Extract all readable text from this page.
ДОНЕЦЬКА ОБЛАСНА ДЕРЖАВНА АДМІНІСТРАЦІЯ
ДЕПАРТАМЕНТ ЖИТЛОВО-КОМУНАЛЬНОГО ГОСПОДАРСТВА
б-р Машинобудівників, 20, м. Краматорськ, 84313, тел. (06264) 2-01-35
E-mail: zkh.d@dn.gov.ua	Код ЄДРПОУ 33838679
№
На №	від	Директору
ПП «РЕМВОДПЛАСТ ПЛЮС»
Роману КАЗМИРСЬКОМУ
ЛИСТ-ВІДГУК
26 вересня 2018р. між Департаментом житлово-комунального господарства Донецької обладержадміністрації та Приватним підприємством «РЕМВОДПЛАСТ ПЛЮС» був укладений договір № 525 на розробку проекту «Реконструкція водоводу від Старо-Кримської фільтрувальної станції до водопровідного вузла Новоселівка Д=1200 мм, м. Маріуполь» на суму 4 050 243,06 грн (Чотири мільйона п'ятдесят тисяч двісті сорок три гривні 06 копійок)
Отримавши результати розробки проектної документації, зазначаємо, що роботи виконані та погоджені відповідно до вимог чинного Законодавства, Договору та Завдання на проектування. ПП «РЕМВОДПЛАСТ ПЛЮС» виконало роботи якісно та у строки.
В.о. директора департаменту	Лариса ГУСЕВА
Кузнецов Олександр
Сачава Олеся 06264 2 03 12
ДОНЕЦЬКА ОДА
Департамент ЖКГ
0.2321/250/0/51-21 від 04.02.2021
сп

* [Aim] From the listing above, copy every line that includes the word "РЕМВОДПЛАСТ".

* [Final result]
ПП «РЕМВОДПЛАСТ ПЛЮС»
26 вересня 2018р. між Департаментом житлово-комунального господарства Донецької обладержадміністрації та Приватним підприємством «РЕМВОДПЛАСТ ПЛЮС» був укладений договір № 525 на розробку проекту «Реконструкція водоводу від Старо-Кримської фільтрувальної станції до водопровідного вузла Новоселівка Д=1200 мм, м. Маріуполь» на суму 4 050 243,06 грн (Чотири мільйона п'ятдесят тисяч двісті сорок три гривні 06 копійок)
Отримавши результати розробки проектної документації, зазначаємо, що роботи виконані та погоджені відповідно до вимог чинного Законодавства, Договору та Завдання на проектування. ПП «РЕМВОДПЛАСТ ПЛЮС» виконало роботи якісно та у строки.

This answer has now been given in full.